Exercise brief: Copy everything in the data below exactly except the pictures.

(Saved entries)
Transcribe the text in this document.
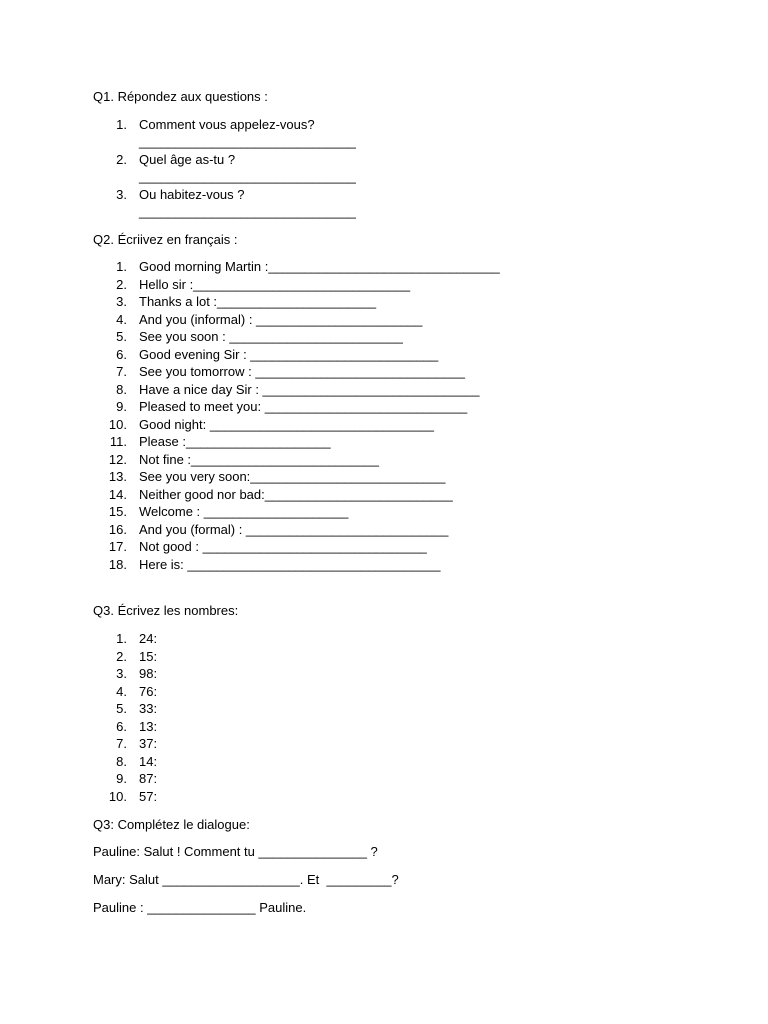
Q1. Répondez aux questions :
1. Comment vous appelez-vous?
______________________________
2. Quel âge as-tu ?
______________________________
3. Ou habitez-vous ?
______________________________
Q2. Écriivez en français :
1. Good morning Martin :________________________________
2. Hello sir :______________________________
3. Thanks a lot :______________________
4. And you (informal) : _______________________
5. See you soon : ________________________
6. Good evening Sir : __________________________
7. See you tomorrow : _____________________________
8. Have a nice day Sir : ______________________________
9. Pleased to meet you: ____________________________
10. Good night: _______________________________
11. Please :____________________
12. Not fine :__________________________
13. See you very soon:___________________________
14. Neither good nor bad:__________________________
15. Welcome : ____________________
16. And you (formal) : ____________________________
17. Not good : _______________________________
18. Here is: ___________________________________
Q3. Écrivez les nombres:
1. 24:
2. 15:
3. 98:
4. 76:
5. 33:
6. 13:
7. 37:
8. 14:
9. 87:
10. 57:
Q3: Complétez le dialogue:
Pauline: Salut ! Comment tu _______________ ?
Mary: Salut ___________________. Et  _________?
Pauline : _______________ Pauline.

Result for this exercise:
Transcribe the text in this document.
Q1. Répondez aux questions :
1. Comment vous appelez-vous?
______________________________
2. Quel âge as-tu ?
______________________________
3. Ou habitez-vous ?
______________________________
Q2. Écriivez en français :
1. Good morning Martin :________________________________
2. Hello sir :______________________________
3. Thanks a lot :______________________
4. And you (informal) : _______________________
5. See you soon : ________________________
6. Good evening Sir : __________________________
7. See you tomorrow : _____________________________
8. Have a nice day Sir : ______________________________
9. Pleased to meet you: ____________________________
10. Good night: _______________________________
11. Please :____________________
12. Not fine :__________________________
13. See you very soon:___________________________
14. Neither good nor bad:__________________________
15. Welcome : ____________________
16. And you (formal) : ____________________________
17. Not good : _______________________________
18. Here is: ___________________________________
Q3. Écrivez les nombres:
1. 24:
2. 15:
3. 98:
4. 76:
5. 33:
6. 13:
7. 37:
8. 14:
9. 87:
10. 57:
Q3: Complétez le dialogue:
Pauline: Salut ! Comment tu _______________ ?
Mary: Salut ___________________. Et  _________?
Pauline : _______________ Pauline.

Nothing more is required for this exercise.